• _Your task_
In the listing below, find every line containing "JSON" and copy it out.

□ □ □ □ □

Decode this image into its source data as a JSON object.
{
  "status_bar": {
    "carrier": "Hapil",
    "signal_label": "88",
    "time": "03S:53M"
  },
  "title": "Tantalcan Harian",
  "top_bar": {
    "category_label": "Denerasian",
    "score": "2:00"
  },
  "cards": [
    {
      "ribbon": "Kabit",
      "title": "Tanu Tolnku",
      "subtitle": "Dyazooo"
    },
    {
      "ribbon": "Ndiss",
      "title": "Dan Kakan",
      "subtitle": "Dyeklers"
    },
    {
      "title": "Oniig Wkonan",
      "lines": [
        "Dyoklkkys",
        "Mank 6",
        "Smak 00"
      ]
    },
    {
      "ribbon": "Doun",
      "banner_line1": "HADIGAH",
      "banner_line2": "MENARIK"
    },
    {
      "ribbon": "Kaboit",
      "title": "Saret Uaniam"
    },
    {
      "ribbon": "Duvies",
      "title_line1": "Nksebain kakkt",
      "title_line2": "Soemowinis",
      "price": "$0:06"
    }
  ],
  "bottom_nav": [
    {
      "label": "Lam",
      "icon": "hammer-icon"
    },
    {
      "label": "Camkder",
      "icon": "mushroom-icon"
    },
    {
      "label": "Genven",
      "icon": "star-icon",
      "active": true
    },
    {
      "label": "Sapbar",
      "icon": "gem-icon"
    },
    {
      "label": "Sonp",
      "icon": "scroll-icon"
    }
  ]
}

□ □ □ □ □

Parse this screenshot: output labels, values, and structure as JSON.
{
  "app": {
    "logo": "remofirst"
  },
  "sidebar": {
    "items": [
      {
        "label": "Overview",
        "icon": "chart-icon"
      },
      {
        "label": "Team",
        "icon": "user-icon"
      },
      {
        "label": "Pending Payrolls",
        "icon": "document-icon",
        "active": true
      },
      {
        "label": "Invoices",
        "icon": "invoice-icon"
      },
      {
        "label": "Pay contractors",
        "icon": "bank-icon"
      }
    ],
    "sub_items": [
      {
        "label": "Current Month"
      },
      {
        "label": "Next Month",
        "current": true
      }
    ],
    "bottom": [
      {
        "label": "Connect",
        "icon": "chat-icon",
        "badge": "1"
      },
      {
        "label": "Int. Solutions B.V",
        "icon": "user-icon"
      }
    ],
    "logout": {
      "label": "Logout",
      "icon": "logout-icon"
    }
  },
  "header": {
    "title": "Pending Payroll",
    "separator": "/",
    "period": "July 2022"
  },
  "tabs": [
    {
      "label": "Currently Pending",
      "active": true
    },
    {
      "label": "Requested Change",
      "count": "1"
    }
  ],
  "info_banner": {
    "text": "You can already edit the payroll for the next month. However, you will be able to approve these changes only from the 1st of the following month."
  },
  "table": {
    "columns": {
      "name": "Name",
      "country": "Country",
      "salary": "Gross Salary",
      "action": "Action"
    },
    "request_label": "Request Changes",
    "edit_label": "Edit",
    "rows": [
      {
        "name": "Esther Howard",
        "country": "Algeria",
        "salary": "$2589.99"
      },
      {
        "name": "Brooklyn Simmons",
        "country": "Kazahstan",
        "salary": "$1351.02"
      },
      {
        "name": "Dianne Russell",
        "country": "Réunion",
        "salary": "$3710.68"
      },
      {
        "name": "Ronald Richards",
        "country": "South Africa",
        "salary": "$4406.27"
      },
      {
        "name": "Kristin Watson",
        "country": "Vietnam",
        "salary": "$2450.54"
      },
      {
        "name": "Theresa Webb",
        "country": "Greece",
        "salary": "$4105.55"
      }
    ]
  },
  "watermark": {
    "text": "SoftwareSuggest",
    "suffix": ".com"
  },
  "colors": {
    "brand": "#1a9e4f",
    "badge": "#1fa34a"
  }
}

□ □ □ □ □

• _The solution_
Decode this image into its source data as a JSON object.
Parse this screenshot: output labels, values, and structure as JSON.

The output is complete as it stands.